### [DATA RECORDS]
* start *
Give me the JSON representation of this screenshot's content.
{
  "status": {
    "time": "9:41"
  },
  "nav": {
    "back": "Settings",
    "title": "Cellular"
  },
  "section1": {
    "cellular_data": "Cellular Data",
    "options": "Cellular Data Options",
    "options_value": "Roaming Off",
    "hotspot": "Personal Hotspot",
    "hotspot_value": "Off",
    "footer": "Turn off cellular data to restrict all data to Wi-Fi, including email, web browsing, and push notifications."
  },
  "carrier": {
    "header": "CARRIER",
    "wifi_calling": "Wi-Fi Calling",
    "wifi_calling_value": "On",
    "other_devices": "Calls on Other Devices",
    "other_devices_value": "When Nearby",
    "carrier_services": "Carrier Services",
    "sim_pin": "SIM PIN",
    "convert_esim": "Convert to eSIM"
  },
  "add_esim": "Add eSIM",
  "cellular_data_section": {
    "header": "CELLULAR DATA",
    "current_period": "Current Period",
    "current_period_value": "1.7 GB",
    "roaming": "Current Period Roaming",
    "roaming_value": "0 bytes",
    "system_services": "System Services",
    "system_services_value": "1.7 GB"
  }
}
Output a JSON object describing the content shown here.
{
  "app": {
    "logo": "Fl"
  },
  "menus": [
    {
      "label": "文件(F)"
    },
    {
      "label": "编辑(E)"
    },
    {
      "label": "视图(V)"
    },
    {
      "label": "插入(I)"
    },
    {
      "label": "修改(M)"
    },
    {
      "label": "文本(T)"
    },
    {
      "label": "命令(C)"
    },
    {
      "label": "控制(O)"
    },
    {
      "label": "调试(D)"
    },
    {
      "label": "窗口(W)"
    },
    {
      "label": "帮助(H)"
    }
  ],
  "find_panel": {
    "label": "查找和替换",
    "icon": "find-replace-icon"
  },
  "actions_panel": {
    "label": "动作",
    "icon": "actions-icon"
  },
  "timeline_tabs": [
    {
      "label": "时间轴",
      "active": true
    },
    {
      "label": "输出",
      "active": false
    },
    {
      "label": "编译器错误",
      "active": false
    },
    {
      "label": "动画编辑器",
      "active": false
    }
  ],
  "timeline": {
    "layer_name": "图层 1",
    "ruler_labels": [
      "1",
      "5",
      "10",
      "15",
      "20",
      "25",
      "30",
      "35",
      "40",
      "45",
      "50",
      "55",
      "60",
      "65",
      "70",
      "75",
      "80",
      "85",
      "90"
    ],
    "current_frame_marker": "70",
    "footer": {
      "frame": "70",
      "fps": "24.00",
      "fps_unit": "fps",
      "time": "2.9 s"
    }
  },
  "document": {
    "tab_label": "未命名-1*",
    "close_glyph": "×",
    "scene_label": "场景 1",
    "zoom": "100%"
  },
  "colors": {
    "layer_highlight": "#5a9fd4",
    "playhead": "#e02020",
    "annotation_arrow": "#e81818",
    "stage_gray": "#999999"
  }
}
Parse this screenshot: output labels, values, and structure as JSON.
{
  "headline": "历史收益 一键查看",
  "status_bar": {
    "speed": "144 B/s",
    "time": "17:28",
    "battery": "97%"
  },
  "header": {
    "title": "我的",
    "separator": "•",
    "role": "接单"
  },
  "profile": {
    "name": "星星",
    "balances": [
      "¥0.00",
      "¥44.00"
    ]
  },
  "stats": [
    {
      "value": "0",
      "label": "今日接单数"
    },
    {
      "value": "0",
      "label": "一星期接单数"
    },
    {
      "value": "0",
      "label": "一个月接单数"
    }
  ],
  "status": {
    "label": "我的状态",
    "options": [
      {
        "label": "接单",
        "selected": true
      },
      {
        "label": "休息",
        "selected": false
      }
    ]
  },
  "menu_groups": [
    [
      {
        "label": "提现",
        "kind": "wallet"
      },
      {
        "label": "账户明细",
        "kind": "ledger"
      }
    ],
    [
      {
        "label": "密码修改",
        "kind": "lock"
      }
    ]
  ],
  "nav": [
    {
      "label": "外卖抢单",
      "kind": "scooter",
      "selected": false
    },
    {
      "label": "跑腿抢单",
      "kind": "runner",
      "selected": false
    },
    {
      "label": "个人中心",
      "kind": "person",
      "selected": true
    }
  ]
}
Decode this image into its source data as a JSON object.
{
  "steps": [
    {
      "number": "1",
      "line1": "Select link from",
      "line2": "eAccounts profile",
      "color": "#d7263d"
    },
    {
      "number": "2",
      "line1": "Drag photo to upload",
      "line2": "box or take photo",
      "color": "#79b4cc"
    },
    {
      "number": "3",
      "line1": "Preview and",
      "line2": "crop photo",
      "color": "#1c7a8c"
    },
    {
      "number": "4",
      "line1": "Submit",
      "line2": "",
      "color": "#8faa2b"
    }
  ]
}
* end *
### [WHAT IS NEEDED]
Repeat the records above exactly as they appear.

### [WRITTEN ANSWER]
Give me the JSON representation of this screenshot's content.
{
  "status": {
    "time": "9:41"
  },
  "nav": {
    "back": "Settings",
    "title": "Cellular"
  },
  "section1": {
    "cellular_data": "Cellular Data",
    "options": "Cellular Data Options",
    "options_value": "Roaming Off",
    "hotspot": "Personal Hotspot",
    "hotspot_value": "Off",
    "footer": "Turn off cellular data to restrict all data to Wi-Fi, including email, web browsing, and push notifications."
  },
  "carrier": {
    "header": "CARRIER",
    "wifi_calling": "Wi-Fi Calling",
    "wifi_calling_value": "On",
    "other_devices": "Calls on Other Devices",
    "other_devices_value": "When Nearby",
    "carrier_services": "Carrier Services",
    "sim_pin": "SIM PIN",
    "convert_esim": "Convert to eSIM"
  },
  "add_esim": "Add eSIM",
  "cellular_data_section": {
    "header": "CELLULAR DATA",
    "current_period": "Current Period",
    "current_period_value": "1.7 GB",
    "roaming": "Current Period Roaming",
    "roaming_value": "0 bytes",
    "system_services": "System Services",
    "system_services_value": "1.7 GB"
  }
}
Output a JSON object describing the content shown here.
{
  "app": {
    "logo": "Fl"
  },
  "menus": [
    {
      "label": "文件(F)"
    },
    {
      "label": "编辑(E)"
    },
    {
      "label": "视图(V)"
    },
    {
      "label": "插入(I)"
    },
    {
      "label": "修改(M)"
    },
    {
      "label": "文本(T)"
    },
    {
      "label": "命令(C)"
    },
    {
      "label": "控制(O)"
    },
    {
      "label": "调试(D)"
    },
    {
      "label": "窗口(W)"
    },
    {
      "label": "帮助(H)"
    }
  ],
  "find_panel": {
    "label": "查找和替换",
    "icon": "find-replace-icon"
  },
  "actions_panel": {
    "label": "动作",
    "icon": "actions-icon"
  },
  "timeline_tabs": [
    {
      "label": "时间轴",
      "active": true
    },
    {
      "label": "输出",
      "active": false
    },
    {
      "label": "编译器错误",
      "active": false
    },
    {
      "label": "动画编辑器",
      "active": false
    }
  ],
  "timeline": {
    "layer_name": "图层 1",
    "ruler_labels": [
      "1",
      "5",
      "10",
      "15",
      "20",
      "25",
      "30",
      "35",
      "40",
      "45",
      "50",
      "55",
      "60",
      "65",
      "70",
      "75",
      "80",
      "85",
      "90"
    ],
    "current_frame_marker": "70",
    "footer": {
      "frame": "70",
      "fps": "24.00",
      "fps_unit": "fps",
      "time": "2.9 s"
    }
  },
  "document": {
    "tab_label": "未命名-1*",
    "close_glyph": "×",
    "scene_label": "场景 1",
    "zoom": "100%"
  },
  "colors": {
    "layer_highlight": "#5a9fd4",
    "playhead": "#e02020",
    "annotation_arrow": "#e81818",
    "stage_gray": "#999999"
  }
}
Parse this screenshot: output labels, values, and structure as JSON.
{
  "headline": "历史收益 一键查看",
  "status_bar": {
    "speed": "144 B/s",
    "time": "17:28",
    "battery": "97%"
  },
  "header": {
    "title": "我的",
    "separator": "•",
    "role": "接单"
  },
  "profile": {
    "name": "星星",
    "balances": [
      "¥0.00",
      "¥44.00"
    ]
  },
  "stats": [
    {
      "value": "0",
      "label": "今日接单数"
    },
    {
      "value": "0",
      "label": "一星期接单数"
    },
    {
      "value": "0",
      "label": "一个月接单数"
    }
  ],
  "status": {
    "label": "我的状态",
    "options": [
      {
        "label": "接单",
        "selected": true
      },
      {
        "label": "休息",
        "selected": false
      }
    ]
  },
  "menu_groups": [
    [
      {
        "label": "提现",
        "kind": "wallet"
      },
      {
        "label": "账户明细",
        "kind": "ledger"
      }
    ],
    [
      {
        "label": "密码修改",
        "kind": "lock"
      }
    ]
  ],
  "nav": [
    {
      "label": "外卖抢单",
      "kind": "scooter",
      "selected": false
    },
    {
      "label": "跑腿抢单",
      "kind": "runner",
      "selected": false
    },
    {
      "label": "个人中心",
      "kind": "person",
      "selected": true
    }
  ]
}
Decode this image into its source data as a JSON object.
{
  "steps": [
    {
      "number": "1",
      "line1": "Select link from",
      "line2": "eAccounts profile",
      "color": "#d7263d"
    },
    {
      "number": "2",
      "line1": "Drag photo to upload",
      "line2": "box or take photo",
      "color": "#79b4cc"
    },
    {
      "number": "3",
      "line1": "Preview and",
      "line2": "crop photo",
      "color": "#1c7a8c"
    },
    {
      "number": "4",
      "line1": "Submit",
      "line2": "",
      "color": "#8faa2b"
    }
  ]
}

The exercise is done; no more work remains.